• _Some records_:
────
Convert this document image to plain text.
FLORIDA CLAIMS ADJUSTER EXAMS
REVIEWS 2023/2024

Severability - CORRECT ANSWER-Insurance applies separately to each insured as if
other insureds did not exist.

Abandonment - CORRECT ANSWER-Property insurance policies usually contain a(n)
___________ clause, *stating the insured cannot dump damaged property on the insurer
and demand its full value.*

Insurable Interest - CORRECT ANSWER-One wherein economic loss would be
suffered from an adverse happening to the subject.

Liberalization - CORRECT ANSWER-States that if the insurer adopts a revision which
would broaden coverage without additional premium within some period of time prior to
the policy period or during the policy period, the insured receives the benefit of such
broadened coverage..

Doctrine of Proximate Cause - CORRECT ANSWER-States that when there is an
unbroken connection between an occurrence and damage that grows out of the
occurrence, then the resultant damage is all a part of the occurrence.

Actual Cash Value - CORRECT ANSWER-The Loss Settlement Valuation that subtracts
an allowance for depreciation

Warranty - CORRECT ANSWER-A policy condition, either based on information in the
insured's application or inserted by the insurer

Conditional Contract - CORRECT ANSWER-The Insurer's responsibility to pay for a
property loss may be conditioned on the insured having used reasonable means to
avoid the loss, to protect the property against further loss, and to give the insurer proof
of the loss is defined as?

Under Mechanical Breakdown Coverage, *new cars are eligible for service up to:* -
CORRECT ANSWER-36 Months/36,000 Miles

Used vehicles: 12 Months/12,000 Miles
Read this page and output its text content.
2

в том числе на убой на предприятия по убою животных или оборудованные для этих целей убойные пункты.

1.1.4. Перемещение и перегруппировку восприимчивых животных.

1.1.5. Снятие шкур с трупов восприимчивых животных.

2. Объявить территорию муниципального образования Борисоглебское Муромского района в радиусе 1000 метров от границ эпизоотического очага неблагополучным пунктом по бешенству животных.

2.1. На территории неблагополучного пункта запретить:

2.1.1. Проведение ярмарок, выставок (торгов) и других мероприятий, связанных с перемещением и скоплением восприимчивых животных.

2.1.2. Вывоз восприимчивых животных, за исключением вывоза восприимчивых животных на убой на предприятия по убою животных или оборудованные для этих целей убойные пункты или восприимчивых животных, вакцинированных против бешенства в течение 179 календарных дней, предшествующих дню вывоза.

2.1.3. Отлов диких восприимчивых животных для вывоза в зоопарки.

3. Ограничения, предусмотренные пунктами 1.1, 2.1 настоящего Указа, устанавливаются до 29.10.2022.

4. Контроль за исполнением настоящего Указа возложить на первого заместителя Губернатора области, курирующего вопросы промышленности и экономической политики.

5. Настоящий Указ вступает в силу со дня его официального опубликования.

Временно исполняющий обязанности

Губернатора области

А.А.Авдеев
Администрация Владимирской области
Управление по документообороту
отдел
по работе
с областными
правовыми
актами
────
• _OBJECTIVE_:
Show every line from the entries above in which "убою" appears.

• _FULL OUTPUT_:
в том числе на убой на предприятия по убою животных или оборудованные для этих целей убойные пункты.
2.1.2. Вывоз восприимчивых животных, за исключением вывоза восприимчивых животных на убой на предприятия по убою животных или оборудованные для этих целей убойные пункты или восприимчивых животных, вакцинированных против бешенства в течение 179 календарных дней, предшествующих дню вывоза.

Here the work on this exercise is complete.